▶ [Request]:
Check every line for the word "Vibe" and state how many lines have it. Reply with the number alone.

▶ [Data entries]:

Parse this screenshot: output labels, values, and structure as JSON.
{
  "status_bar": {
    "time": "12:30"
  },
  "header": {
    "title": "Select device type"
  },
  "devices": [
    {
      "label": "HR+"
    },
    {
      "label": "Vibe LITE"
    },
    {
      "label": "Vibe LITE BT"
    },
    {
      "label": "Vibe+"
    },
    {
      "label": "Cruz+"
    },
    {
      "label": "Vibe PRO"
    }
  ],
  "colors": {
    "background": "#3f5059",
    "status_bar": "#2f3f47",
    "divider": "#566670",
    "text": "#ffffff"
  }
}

▶ [Exercise answer]:
4